*** Task inputs ***

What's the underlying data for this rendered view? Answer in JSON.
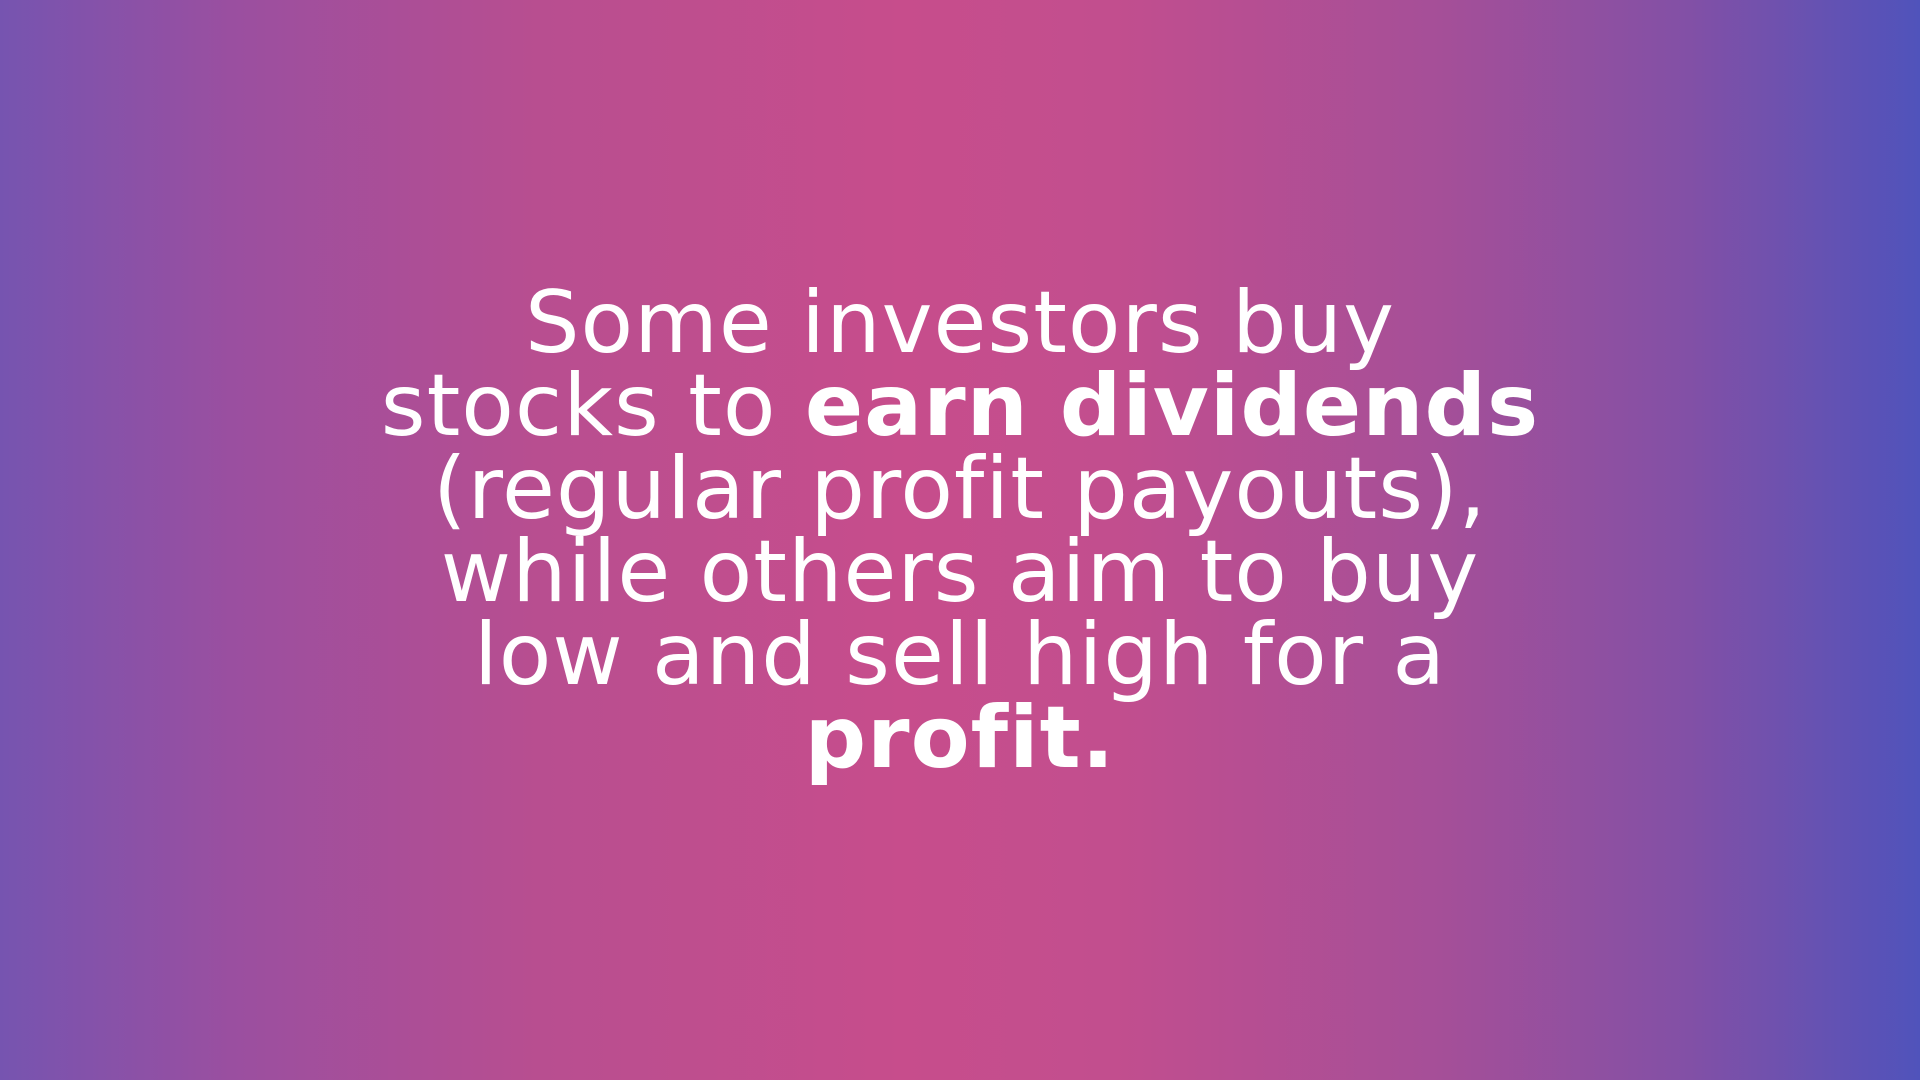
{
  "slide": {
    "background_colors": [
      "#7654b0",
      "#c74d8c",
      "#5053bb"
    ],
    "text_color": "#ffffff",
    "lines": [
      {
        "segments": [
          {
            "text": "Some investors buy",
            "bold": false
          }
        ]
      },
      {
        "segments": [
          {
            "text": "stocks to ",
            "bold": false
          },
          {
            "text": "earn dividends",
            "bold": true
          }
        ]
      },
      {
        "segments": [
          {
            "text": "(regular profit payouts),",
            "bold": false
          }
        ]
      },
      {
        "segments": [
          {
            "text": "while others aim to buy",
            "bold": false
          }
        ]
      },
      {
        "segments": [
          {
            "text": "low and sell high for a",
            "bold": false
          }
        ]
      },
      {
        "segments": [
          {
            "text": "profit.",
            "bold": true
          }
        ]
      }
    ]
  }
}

***

Directions:
Every record above must be given again exactly; drop the pictures.

Solution below:
What's the underlying data for this rendered view? Answer in JSON.
{
  "slide": {
    "background_colors": [
      "#7654b0",
      "#c74d8c",
      "#5053bb"
    ],
    "text_color": "#ffffff",
    "lines": [
      {
        "segments": [
          {
            "text": "Some investors buy",
            "bold": false
          }
        ]
      },
      {
        "segments": [
          {
            "text": "stocks to ",
            "bold": false
          },
          {
            "text": "earn dividends",
            "bold": true
          }
        ]
      },
      {
        "segments": [
          {
            "text": "(regular profit payouts),",
            "bold": false
          }
        ]
      },
      {
        "segments": [
          {
            "text": "while others aim to buy",
            "bold": false
          }
        ]
      },
      {
        "segments": [
          {
            "text": "low and sell high for a",
            "bold": false
          }
        ]
      },
      {
        "segments": [
          {
            "text": "profit.",
            "bold": true
          }
        ]
      }
    ]
  }
}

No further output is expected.